DIRECTIONS -
Output every line below without omitting or altering anything.

>> BEGIN WORKING DATA

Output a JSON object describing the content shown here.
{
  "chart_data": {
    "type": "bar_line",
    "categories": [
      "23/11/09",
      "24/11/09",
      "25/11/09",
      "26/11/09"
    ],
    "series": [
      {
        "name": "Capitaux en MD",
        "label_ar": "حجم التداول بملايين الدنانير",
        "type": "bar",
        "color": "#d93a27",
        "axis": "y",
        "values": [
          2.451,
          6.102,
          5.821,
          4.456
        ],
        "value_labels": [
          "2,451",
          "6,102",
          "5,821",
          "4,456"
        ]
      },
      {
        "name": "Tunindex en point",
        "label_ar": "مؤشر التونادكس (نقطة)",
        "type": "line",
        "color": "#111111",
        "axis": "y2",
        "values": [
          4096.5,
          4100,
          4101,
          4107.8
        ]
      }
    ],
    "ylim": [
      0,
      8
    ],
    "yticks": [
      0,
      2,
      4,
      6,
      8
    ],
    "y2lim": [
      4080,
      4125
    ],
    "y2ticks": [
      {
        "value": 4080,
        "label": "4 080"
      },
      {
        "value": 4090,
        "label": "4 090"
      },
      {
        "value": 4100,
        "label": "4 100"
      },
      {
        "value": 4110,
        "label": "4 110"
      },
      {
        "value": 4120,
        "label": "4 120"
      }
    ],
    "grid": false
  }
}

>> END WORKING DATA

WRITTEN SOLUTION -
Output a JSON object describing the content shown here.
{
  "chart_data": {
    "type": "bar_line",
    "categories": [
      "23/11/09",
      "24/11/09",
      "25/11/09",
      "26/11/09"
    ],
    "series": [
      {
        "name": "Capitaux en MD",
        "label_ar": "حجم التداول بملايين الدنانير",
        "type": "bar",
        "color": "#d93a27",
        "axis": "y",
        "values": [
          2.451,
          6.102,
          5.821,
          4.456
        ],
        "value_labels": [
          "2,451",
          "6,102",
          "5,821",
          "4,456"
        ]
      },
      {
        "name": "Tunindex en point",
        "label_ar": "مؤشر التونادكس (نقطة)",
        "type": "line",
        "color": "#111111",
        "axis": "y2",
        "values": [
          4096.5,
          4100,
          4101,
          4107.8
        ]
      }
    ],
    "ylim": [
      0,
      8
    ],
    "yticks": [
      0,
      2,
      4,
      6,
      8
    ],
    "y2lim": [
      4080,
      4125
    ],
    "y2ticks": [
      {
        "value": 4080,
        "label": "4 080"
      },
      {
        "value": 4090,
        "label": "4 090"
      },
      {
        "value": 4100,
        "label": "4 100"
      },
      {
        "value": 4110,
        "label": "4 110"
      },
      {
        "value": 4120,
        "label": "4 120"
      }
    ],
    "grid": false
  }
}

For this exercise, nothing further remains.